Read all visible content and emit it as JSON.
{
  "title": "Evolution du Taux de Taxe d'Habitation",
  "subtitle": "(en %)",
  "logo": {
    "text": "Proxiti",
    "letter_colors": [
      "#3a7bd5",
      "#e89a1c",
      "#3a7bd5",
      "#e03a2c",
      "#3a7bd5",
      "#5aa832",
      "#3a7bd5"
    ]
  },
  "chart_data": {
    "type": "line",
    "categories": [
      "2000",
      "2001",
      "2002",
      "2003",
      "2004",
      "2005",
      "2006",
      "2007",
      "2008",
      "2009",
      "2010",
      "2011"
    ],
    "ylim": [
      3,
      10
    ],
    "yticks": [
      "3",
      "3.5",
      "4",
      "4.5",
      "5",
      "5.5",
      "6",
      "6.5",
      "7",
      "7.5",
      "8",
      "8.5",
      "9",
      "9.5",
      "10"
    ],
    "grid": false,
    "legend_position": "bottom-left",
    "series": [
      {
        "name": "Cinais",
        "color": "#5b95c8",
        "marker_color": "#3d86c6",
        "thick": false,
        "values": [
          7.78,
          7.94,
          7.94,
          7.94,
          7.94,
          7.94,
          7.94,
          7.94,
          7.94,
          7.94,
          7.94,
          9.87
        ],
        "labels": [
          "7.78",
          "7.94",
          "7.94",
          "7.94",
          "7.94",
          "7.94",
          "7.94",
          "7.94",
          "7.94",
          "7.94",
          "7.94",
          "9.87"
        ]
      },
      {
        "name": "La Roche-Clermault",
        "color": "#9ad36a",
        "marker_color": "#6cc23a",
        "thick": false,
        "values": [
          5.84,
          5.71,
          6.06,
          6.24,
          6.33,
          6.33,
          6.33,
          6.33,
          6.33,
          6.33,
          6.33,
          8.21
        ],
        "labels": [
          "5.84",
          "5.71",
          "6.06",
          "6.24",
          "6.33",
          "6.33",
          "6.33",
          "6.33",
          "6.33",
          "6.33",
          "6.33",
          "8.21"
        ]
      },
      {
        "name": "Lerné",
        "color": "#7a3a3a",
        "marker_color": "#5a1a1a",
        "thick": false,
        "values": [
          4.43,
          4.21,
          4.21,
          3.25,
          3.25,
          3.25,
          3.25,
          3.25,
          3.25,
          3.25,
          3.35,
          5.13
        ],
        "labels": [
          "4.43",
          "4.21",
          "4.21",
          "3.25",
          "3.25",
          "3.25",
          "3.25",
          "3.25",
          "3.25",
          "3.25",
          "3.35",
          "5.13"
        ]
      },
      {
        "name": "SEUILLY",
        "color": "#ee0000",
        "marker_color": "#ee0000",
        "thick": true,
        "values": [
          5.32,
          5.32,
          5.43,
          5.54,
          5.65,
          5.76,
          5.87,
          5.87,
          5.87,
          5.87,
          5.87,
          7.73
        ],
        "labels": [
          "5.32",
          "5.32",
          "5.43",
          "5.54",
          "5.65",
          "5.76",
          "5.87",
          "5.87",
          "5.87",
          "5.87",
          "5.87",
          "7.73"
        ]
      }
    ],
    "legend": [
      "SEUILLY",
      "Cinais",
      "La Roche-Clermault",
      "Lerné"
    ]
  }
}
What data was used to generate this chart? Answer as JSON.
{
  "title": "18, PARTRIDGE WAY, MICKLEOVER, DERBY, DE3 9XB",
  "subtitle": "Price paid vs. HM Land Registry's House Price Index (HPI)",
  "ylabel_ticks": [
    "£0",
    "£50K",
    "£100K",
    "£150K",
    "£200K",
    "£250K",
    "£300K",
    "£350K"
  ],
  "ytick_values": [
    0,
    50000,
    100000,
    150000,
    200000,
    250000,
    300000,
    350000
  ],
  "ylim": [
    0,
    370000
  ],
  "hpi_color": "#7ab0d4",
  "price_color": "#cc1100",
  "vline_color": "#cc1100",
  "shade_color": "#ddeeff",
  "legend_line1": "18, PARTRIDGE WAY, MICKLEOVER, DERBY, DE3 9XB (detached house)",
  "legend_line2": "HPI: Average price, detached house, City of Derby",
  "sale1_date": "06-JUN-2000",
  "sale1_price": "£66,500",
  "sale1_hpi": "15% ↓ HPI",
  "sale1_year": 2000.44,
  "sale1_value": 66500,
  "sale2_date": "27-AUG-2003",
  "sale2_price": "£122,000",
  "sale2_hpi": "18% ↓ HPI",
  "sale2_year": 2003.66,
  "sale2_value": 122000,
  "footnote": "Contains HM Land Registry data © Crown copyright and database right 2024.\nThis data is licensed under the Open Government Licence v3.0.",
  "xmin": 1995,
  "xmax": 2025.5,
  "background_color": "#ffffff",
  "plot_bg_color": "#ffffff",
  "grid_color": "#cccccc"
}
^^^^^^^^
- **PROBLEM REQUIREMENTS**: All of the material above needs to be copied exactly.

- **FINISHED EXERCISE**:
Read all visible content and emit it as JSON.
{
  "title": "Evolution du Taux de Taxe d'Habitation",
  "subtitle": "(en %)",
  "logo": {
    "text": "Proxiti",
    "letter_colors": [
      "#3a7bd5",
      "#e89a1c",
      "#3a7bd5",
      "#e03a2c",
      "#3a7bd5",
      "#5aa832",
      "#3a7bd5"
    ]
  },
  "chart_data": {
    "type": "line",
    "categories": [
      "2000",
      "2001",
      "2002",
      "2003",
      "2004",
      "2005",
      "2006",
      "2007",
      "2008",
      "2009",
      "2010",
      "2011"
    ],
    "ylim": [
      3,
      10
    ],
    "yticks": [
      "3",
      "3.5",
      "4",
      "4.5",
      "5",
      "5.5",
      "6",
      "6.5",
      "7",
      "7.5",
      "8",
      "8.5",
      "9",
      "9.5",
      "10"
    ],
    "grid": false,
    "legend_position": "bottom-left",
    "series": [
      {
        "name": "Cinais",
        "color": "#5b95c8",
        "marker_color": "#3d86c6",
        "thick": false,
        "values": [
          7.78,
          7.94,
          7.94,
          7.94,
          7.94,
          7.94,
          7.94,
          7.94,
          7.94,
          7.94,
          7.94,
          9.87
        ],
        "labels": [
          "7.78",
          "7.94",
          "7.94",
          "7.94",
          "7.94",
          "7.94",
          "7.94",
          "7.94",
          "7.94",
          "7.94",
          "7.94",
          "9.87"
        ]
      },
      {
        "name": "La Roche-Clermault",
        "color": "#9ad36a",
        "marker_color": "#6cc23a",
        "thick": false,
        "values": [
          5.84,
          5.71,
          6.06,
          6.24,
          6.33,
          6.33,
          6.33,
          6.33,
          6.33,
          6.33,
          6.33,
          8.21
        ],
        "labels": [
          "5.84",
          "5.71",
          "6.06",
          "6.24",
          "6.33",
          "6.33",
          "6.33",
          "6.33",
          "6.33",
          "6.33",
          "6.33",
          "8.21"
        ]
      },
      {
        "name": "Lerné",
        "color": "#7a3a3a",
        "marker_color": "#5a1a1a",
        "thick": false,
        "values": [
          4.43,
          4.21,
          4.21,
          3.25,
          3.25,
          3.25,
          3.25,
          3.25,
          3.25,
          3.25,
          3.35,
          5.13
        ],
        "labels": [
          "4.43",
          "4.21",
          "4.21",
          "3.25",
          "3.25",
          "3.25",
          "3.25",
          "3.25",
          "3.25",
          "3.25",
          "3.35",
          "5.13"
        ]
      },
      {
        "name": "SEUILLY",
        "color": "#ee0000",
        "marker_color": "#ee0000",
        "thick": true,
        "values": [
          5.32,
          5.32,
          5.43,
          5.54,
          5.65,
          5.76,
          5.87,
          5.87,
          5.87,
          5.87,
          5.87,
          7.73
        ],
        "labels": [
          "5.32",
          "5.32",
          "5.43",
          "5.54",
          "5.65",
          "5.76",
          "5.87",
          "5.87",
          "5.87",
          "5.87",
          "5.87",
          "7.73"
        ]
      }
    ],
    "legend": [
      "SEUILLY",
      "Cinais",
      "La Roche-Clermault",
      "Lerné"
    ]
  }
}
What data was used to generate this chart? Answer as JSON.
{
  "title": "18, PARTRIDGE WAY, MICKLEOVER, DERBY, DE3 9XB",
  "subtitle": "Price paid vs. HM Land Registry's House Price Index (HPI)",
  "ylabel_ticks": [
    "£0",
    "£50K",
    "£100K",
    "£150K",
    "£200K",
    "£250K",
    "£300K",
    "£350K"
  ],
  "ytick_values": [
    0,
    50000,
    100000,
    150000,
    200000,
    250000,
    300000,
    350000
  ],
  "ylim": [
    0,
    370000
  ],
  "hpi_color": "#7ab0d4",
  "price_color": "#cc1100",
  "vline_color": "#cc1100",
  "shade_color": "#ddeeff",
  "legend_line1": "18, PARTRIDGE WAY, MICKLEOVER, DERBY, DE3 9XB (detached house)",
  "legend_line2": "HPI: Average price, detached house, City of Derby",
  "sale1_date": "06-JUN-2000",
  "sale1_price": "£66,500",
  "sale1_hpi": "15% ↓ HPI",
  "sale1_year": 2000.44,
  "sale1_value": 66500,
  "sale2_date": "27-AUG-2003",
  "sale2_price": "£122,000",
  "sale2_hpi": "18% ↓ HPI",
  "sale2_year": 2003.66,
  "sale2_value": 122000,
  "footnote": "Contains HM Land Registry data © Crown copyright and database right 2024.\nThis data is licensed under the Open Government Licence v3.0.",
  "xmin": 1995,
  "xmax": 2025.5,
  "background_color": "#ffffff",
  "plot_bg_color": "#ffffff",
  "grid_color": "#cccccc"
}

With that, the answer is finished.